EXERCISE PROMPT:
Single out the lines of the material that contain "text" and copy them.

## Begin RECORDS SUPPLIED

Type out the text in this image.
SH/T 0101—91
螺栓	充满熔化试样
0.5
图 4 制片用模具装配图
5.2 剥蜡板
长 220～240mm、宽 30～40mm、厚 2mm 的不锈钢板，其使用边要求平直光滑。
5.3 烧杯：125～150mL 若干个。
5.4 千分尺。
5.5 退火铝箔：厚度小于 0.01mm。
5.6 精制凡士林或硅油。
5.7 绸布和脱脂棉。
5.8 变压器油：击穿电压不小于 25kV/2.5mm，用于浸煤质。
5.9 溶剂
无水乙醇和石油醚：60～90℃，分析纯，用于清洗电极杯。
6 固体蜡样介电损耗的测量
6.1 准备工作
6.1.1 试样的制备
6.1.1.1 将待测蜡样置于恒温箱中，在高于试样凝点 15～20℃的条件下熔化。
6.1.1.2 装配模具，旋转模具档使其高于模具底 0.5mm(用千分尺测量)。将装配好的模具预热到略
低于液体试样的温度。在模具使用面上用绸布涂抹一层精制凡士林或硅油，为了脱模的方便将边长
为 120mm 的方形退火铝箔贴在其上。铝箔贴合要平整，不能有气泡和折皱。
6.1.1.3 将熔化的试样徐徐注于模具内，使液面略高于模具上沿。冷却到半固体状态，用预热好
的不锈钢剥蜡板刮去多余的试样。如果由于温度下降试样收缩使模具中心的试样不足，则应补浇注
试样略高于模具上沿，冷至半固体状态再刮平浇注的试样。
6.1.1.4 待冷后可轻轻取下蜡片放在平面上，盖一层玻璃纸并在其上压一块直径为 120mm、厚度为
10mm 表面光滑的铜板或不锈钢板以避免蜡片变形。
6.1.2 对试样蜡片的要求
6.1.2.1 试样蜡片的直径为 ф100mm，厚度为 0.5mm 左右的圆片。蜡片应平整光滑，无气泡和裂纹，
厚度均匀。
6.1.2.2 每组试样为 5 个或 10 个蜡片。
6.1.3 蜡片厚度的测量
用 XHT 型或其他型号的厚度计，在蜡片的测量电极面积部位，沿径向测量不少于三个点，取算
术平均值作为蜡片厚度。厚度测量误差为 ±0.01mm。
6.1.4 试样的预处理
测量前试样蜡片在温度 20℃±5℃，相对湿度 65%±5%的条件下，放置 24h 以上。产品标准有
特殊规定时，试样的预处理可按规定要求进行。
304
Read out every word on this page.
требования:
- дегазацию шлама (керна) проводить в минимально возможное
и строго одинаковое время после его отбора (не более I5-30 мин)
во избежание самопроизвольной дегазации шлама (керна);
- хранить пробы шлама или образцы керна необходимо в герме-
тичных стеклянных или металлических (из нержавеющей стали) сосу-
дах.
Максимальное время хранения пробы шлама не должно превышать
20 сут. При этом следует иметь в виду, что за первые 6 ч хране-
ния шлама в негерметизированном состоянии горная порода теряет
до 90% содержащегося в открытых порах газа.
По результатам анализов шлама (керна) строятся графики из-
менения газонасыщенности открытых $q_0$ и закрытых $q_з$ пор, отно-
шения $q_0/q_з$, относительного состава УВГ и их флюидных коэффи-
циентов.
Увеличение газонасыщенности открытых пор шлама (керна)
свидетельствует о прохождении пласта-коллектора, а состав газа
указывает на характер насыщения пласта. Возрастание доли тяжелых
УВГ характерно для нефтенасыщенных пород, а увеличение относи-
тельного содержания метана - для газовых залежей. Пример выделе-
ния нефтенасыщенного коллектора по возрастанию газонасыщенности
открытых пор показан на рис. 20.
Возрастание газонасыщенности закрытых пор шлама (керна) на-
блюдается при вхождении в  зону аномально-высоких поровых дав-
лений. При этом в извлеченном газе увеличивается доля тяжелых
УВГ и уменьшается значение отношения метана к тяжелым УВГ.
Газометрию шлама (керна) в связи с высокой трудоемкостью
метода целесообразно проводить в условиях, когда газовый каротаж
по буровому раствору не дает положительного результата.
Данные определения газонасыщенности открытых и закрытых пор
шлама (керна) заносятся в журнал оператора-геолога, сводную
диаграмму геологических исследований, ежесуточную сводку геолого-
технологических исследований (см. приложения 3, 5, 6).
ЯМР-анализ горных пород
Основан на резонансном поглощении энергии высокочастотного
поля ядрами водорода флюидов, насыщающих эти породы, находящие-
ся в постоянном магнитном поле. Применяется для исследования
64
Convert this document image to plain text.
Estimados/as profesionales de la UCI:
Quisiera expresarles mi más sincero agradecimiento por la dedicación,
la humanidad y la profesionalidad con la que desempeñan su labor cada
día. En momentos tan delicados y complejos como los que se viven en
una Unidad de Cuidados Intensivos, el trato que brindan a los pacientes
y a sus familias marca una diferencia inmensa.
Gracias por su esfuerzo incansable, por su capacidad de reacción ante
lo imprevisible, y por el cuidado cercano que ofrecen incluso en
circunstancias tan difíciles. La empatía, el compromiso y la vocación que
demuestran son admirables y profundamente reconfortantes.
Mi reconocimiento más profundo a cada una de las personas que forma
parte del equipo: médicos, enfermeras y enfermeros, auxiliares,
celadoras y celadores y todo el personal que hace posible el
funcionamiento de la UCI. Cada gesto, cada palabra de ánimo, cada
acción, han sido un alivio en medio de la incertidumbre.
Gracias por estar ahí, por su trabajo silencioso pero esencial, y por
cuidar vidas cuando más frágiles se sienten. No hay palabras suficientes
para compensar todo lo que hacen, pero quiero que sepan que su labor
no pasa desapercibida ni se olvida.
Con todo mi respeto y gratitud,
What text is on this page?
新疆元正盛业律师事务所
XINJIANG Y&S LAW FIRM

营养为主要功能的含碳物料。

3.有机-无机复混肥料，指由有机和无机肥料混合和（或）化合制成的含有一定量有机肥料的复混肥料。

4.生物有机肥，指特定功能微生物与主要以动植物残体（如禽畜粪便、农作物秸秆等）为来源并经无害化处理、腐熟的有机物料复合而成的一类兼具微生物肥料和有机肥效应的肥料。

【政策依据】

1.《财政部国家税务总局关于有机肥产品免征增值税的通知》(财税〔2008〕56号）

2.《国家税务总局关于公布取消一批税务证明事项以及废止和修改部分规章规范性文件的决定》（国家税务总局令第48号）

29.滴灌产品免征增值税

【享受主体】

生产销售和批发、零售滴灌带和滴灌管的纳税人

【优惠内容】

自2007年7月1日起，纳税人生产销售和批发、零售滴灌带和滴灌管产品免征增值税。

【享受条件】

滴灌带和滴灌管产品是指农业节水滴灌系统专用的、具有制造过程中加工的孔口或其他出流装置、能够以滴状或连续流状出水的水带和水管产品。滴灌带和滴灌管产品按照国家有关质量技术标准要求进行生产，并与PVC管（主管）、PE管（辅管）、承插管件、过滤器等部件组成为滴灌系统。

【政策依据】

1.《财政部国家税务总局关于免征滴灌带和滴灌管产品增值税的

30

## End RECORDS SUPPLIED

SOLUTION FOR THIS TASK:
Type out the text in this image.
Convert this document image to plain text.
What text is on this page?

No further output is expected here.